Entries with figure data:
_ _ _ _ _

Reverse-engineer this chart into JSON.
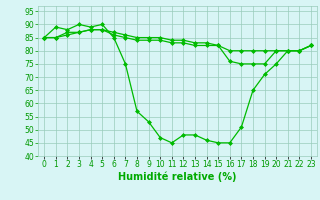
{
  "line1": [
    85,
    89,
    88,
    90,
    89,
    90,
    85,
    75,
    57,
    53,
    47,
    45,
    48,
    48,
    46,
    45,
    45,
    51,
    65,
    71,
    75,
    80,
    80,
    82
  ],
  "line2": [
    85,
    85,
    87,
    87,
    88,
    88,
    86,
    85,
    84,
    84,
    84,
    83,
    83,
    82,
    82,
    82,
    76,
    75,
    75,
    75,
    80,
    80,
    80,
    82
  ],
  "line3": [
    85,
    85,
    86,
    87,
    88,
    88,
    87,
    86,
    85,
    85,
    85,
    84,
    84,
    83,
    83,
    82,
    80,
    80,
    80,
    80,
    80,
    80,
    80,
    82
  ],
  "x": [
    0,
    1,
    2,
    3,
    4,
    5,
    6,
    7,
    8,
    9,
    10,
    11,
    12,
    13,
    14,
    15,
    16,
    17,
    18,
    19,
    20,
    21,
    22,
    23
  ],
  "line_color": "#00bb00",
  "marker": "D",
  "markersize": 2.0,
  "linewidth": 0.9,
  "bg_color": "#d8f5f5",
  "ylim": [
    40,
    97
  ],
  "xlim": [
    -0.5,
    23.5
  ],
  "yticks": [
    40,
    45,
    50,
    55,
    60,
    65,
    70,
    75,
    80,
    85,
    90,
    95
  ],
  "xtick_labels": [
    "0",
    "1",
    "2",
    "3",
    "4",
    "5",
    "6",
    "7",
    "8",
    "9",
    "10",
    "11",
    "12",
    "13",
    "14",
    "15",
    "16",
    "17",
    "18",
    "19",
    "20",
    "21",
    "22",
    "23"
  ],
  "xlabel": "Humidité relative (%)",
  "xlabel_color": "#00aa00",
  "tick_color": "#009900",
  "tick_fontsize": 5.5,
  "xlabel_fontsize": 7,
  "grid_major_color": "#99ccbb",
  "grid_minor_color": "#bbddcc"
}
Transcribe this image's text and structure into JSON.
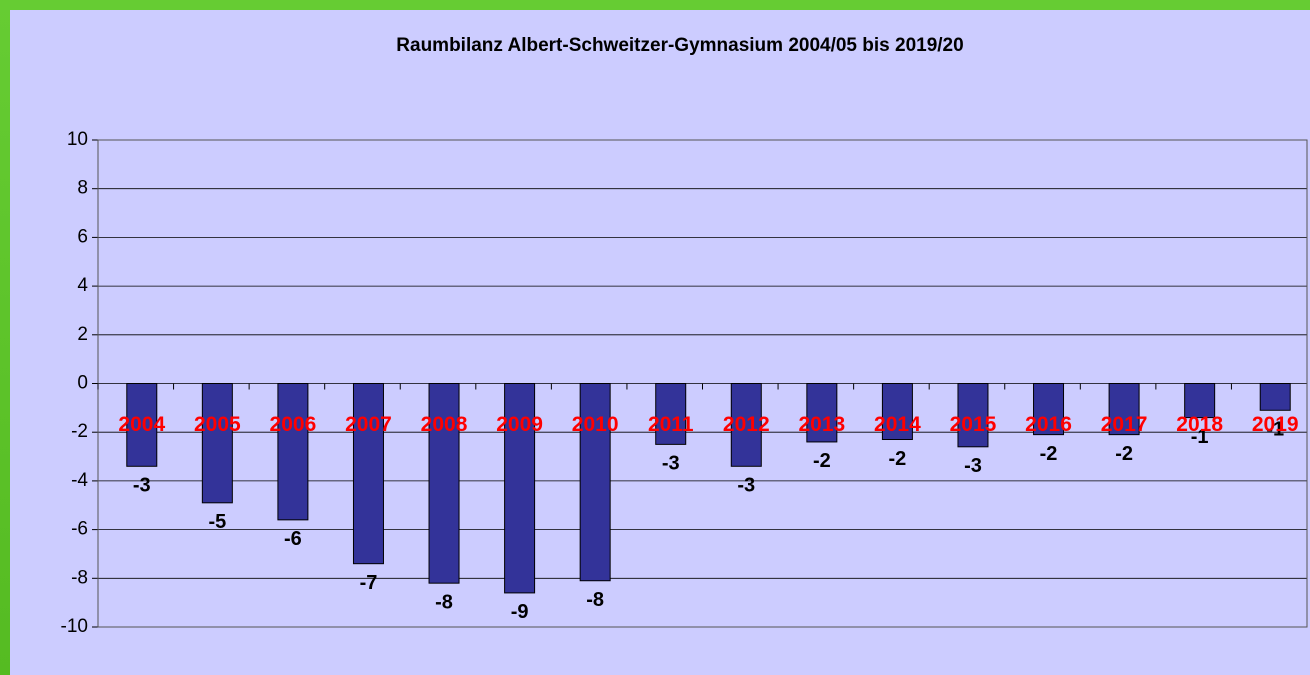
{
  "chart_data": {
    "type": "bar",
    "title": "Raumbilanz Albert-Schweitzer-Gymnasium 2004/05 bis 2019/20",
    "categories": [
      "2004",
      "2005",
      "2006",
      "2007",
      "2008",
      "2009",
      "2010",
      "2011",
      "2012",
      "2013",
      "2014",
      "2015",
      "2016",
      "2017",
      "2018",
      "2019"
    ],
    "values": [
      -3.4,
      -4.9,
      -5.6,
      -7.4,
      -8.2,
      -8.6,
      -8.1,
      -2.5,
      -3.4,
      -2.4,
      -2.3,
      -2.6,
      -2.1,
      -2.1,
      -1.4,
      -1.1
    ],
    "value_labels": [
      "-3",
      "-5",
      "-6",
      "-7",
      "-8",
      "-9",
      "-8",
      "-3",
      "-3",
      "-2",
      "-2",
      "-3",
      "-2",
      "-2",
      "-1",
      "-1"
    ],
    "color": "#333399",
    "ylim": [
      -10,
      10
    ],
    "yticks": [
      -10,
      -8,
      -6,
      -4,
      -2,
      0,
      2,
      4,
      6,
      8,
      10
    ],
    "grid": true
  }
}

_ _ _ _ _

Goal:
Repeat each entry above word for word, leaving every picture out.

Task answer:
Reverse-engineer this chart into JSON.
{
  "line1": [
    85,
    89,
    88,
    90,
    89,
    90,
    85,
    75,
    57,
    53,
    47,
    45,
    48,
    48,
    46,
    45,
    45,
    51,
    65,
    71,
    75,
    80,
    80,
    82
  ],
  "line2": [
    85,
    85,
    87,
    87,
    88,
    88,
    86,
    85,
    84,
    84,
    84,
    83,
    83,
    82,
    82,
    82,
    76,
    75,
    75,
    75,
    80,
    80,
    80,
    82
  ],
  "line3": [
    85,
    85,
    86,
    87,
    88,
    88,
    87,
    86,
    85,
    85,
    85,
    84,
    84,
    83,
    83,
    82,
    80,
    80,
    80,
    80,
    80,
    80,
    80,
    82
  ],
  "x": [
    0,
    1,
    2,
    3,
    4,
    5,
    6,
    7,
    8,
    9,
    10,
    11,
    12,
    13,
    14,
    15,
    16,
    17,
    18,
    19,
    20,
    21,
    22,
    23
  ],
  "line_color": "#00bb00",
  "marker": "D",
  "markersize": 2.0,
  "linewidth": 0.9,
  "bg_color": "#d8f5f5",
  "ylim": [
    40,
    97
  ],
  "xlim": [
    -0.5,
    23.5
  ],
  "yticks": [
    40,
    45,
    50,
    55,
    60,
    65,
    70,
    75,
    80,
    85,
    90,
    95
  ],
  "xtick_labels": [
    "0",
    "1",
    "2",
    "3",
    "4",
    "5",
    "6",
    "7",
    "8",
    "9",
    "10",
    "11",
    "12",
    "13",
    "14",
    "15",
    "16",
    "17",
    "18",
    "19",
    "20",
    "21",
    "22",
    "23"
  ],
  "xlabel": "Humidité relative (%)",
  "xlabel_color": "#00aa00",
  "tick_color": "#009900",
  "tick_fontsize": 5.5,
  "xlabel_fontsize": 7,
  "grid_major_color": "#99ccbb",
  "grid_minor_color": "#bbddcc"
}
Transcribe this image's text and structure into JSON.
{
  "chart_data": {
    "type": "bar",
    "title": "Raumbilanz Albert-Schweitzer-Gymnasium 2004/05 bis 2019/20",
    "categories": [
      "2004",
      "2005",
      "2006",
      "2007",
      "2008",
      "2009",
      "2010",
      "2011",
      "2012",
      "2013",
      "2014",
      "2015",
      "2016",
      "2017",
      "2018",
      "2019"
    ],
    "values": [
      -3.4,
      -4.9,
      -5.6,
      -7.4,
      -8.2,
      -8.6,
      -8.1,
      -2.5,
      -3.4,
      -2.4,
      -2.3,
      -2.6,
      -2.1,
      -2.1,
      -1.4,
      -1.1
    ],
    "value_labels": [
      "-3",
      "-5",
      "-6",
      "-7",
      "-8",
      "-9",
      "-8",
      "-3",
      "-3",
      "-2",
      "-2",
      "-3",
      "-2",
      "-2",
      "-1",
      "-1"
    ],
    "color": "#333399",
    "ylim": [
      -10,
      10
    ],
    "yticks": [
      -10,
      -8,
      -6,
      -4,
      -2,
      0,
      2,
      4,
      6,
      8,
      10
    ],
    "grid": true
  }
}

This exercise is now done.